▶ [WHAT IS ASKED] Leave out the pictures and copy every record exactly.

Stored records:
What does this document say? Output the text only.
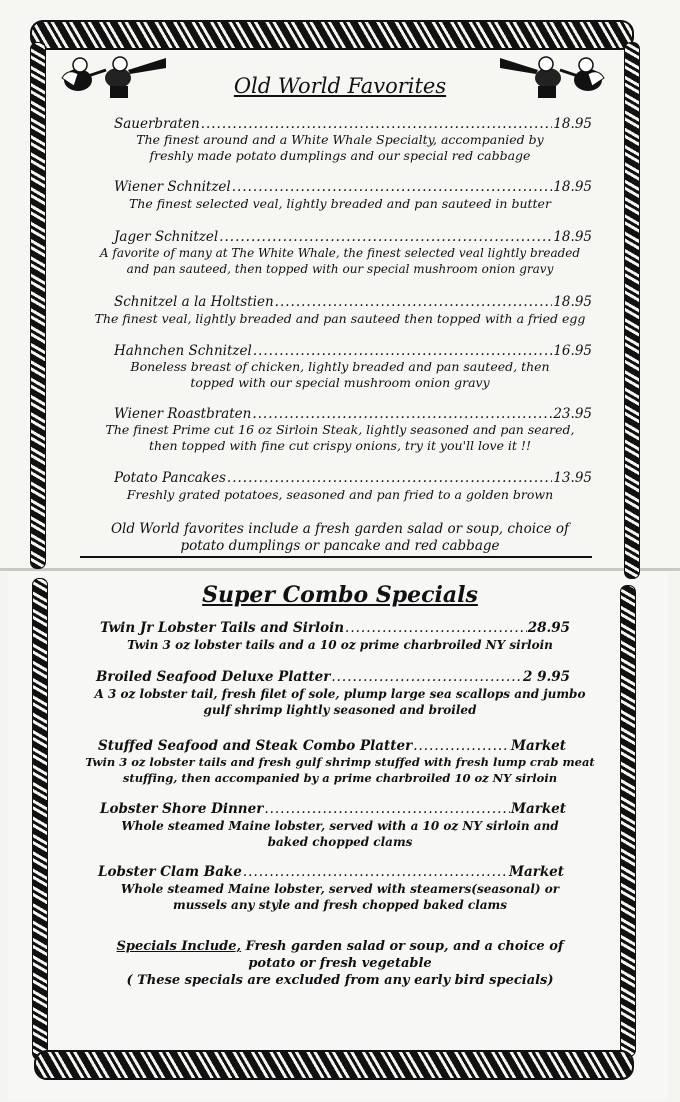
Old World Favorites
Sauerbraten .....	18.95
The finest around and a White Whale Specialty, accompanied by
freshly made potato dumplings and our special red cabbage
Wiener Schnitzel .....	18.95
The finest selected veal, lightly breaded and pan sauteed in butter
Jager Schnitzel .....	18.95
A favorite of many at The White Whale, the finest selected veal lightly breaded
and pan sauteed, then topped with our special mushroom onion gravy
Schnitzel a la Holtstien .....	18.95
The finest veal, lightly breaded and pan sauteed then topped with a fried egg
Hahnchen Schnitzel .....	16.95
Boneless breast of chicken, lightly breaded and pan sauteed, then
topped with our special mushroom onion gravy
Wiener Roastbraten .....	23.95
The finest Prime cut 16 oz Sirloin Steak, lightly seasoned and pan seared,
then topped with fine cut crispy onions, try it you'll love it !!
Potato Pancakes .....	13.95
Freshly grated potatoes, seasoned and pan fried to a golden brown
Old World favorites include a fresh garden salad or soup, choice of
potato dumplings or pancake and red cabbage
Super Combo Specials
Twin Jr Lobster Tails and Sirloin .....	28.95
Twin 3 oz lobster tails and a 10 oz prime charbroiled NY sirloin
Broiled Seafood Deluxe Platter .....	2 9.95
A 3 oz lobster tail, fresh filet of sole, plump large sea scallops and jumbo
gulf shrimp lightly seasoned and broiled
Stuffed Seafood and Steak Combo Platter .....	Market
Twin 3 oz lobster tails and fresh gulf shrimp stuffed with fresh lump crab meat
stuffing, then accompanied by a prime charbroiled 10 oz NY sirloin
Lobster Shore Dinner .....	Market
Whole steamed Maine lobster, served with a 10 oz NY sirloin and
baked chopped clams
Lobster Clam Bake .....	Market
Whole steamed Maine lobster, served with steamers(seasonal) or
mussels any style and fresh chopped baked clams
Specials Include, Fresh garden salad or soup, and a choice of
potato or fresh vegetable
( These specials are excluded from any early bird specials)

▶ [REPLY TO THE EXERCISE]
What does this document say? Output the text only.
Old World Favorites
Sauerbraten .....	18.95
The finest around and a White Whale Specialty, accompanied by
freshly made potato dumplings and our special red cabbage
Wiener Schnitzel .....	18.95
The finest selected veal, lightly breaded and pan sauteed in butter
Jager Schnitzel .....	18.95
A favorite of many at The White Whale, the finest selected veal lightly breaded
and pan sauteed, then topped with our special mushroom onion gravy
Schnitzel a la Holtstien .....	18.95
The finest veal, lightly breaded and pan sauteed then topped with a fried egg
Hahnchen Schnitzel .....	16.95
Boneless breast of chicken, lightly breaded and pan sauteed, then
topped with our special mushroom onion gravy
Wiener Roastbraten .....	23.95
The finest Prime cut 16 oz Sirloin Steak, lightly seasoned and pan seared,
then topped with fine cut crispy onions, try it you'll love it !!
Potato Pancakes .....	13.95
Freshly grated potatoes, seasoned and pan fried to a golden brown
Old World favorites include a fresh garden salad or soup, choice of
potato dumplings or pancake and red cabbage
Super Combo Specials
Twin Jr Lobster Tails and Sirloin .....	28.95
Twin 3 oz lobster tails and a 10 oz prime charbroiled NY sirloin
Broiled Seafood Deluxe Platter .....	2 9.95
A 3 oz lobster tail, fresh filet of sole, plump large sea scallops and jumbo
gulf shrimp lightly seasoned and broiled
Stuffed Seafood and Steak Combo Platter .....	Market
Twin 3 oz lobster tails and fresh gulf shrimp stuffed with fresh lump crab meat
stuffing, then accompanied by a prime charbroiled 10 oz NY sirloin
Lobster Shore Dinner .....	Market
Whole steamed Maine lobster, served with a 10 oz NY sirloin and
baked chopped clams
Lobster Clam Bake .....	Market
Whole steamed Maine lobster, served with steamers(seasonal) or
mussels any style and fresh chopped baked clams
Specials Include, Fresh garden salad or soup, and a choice of
potato or fresh vegetable
( These specials are excluded from any early bird specials)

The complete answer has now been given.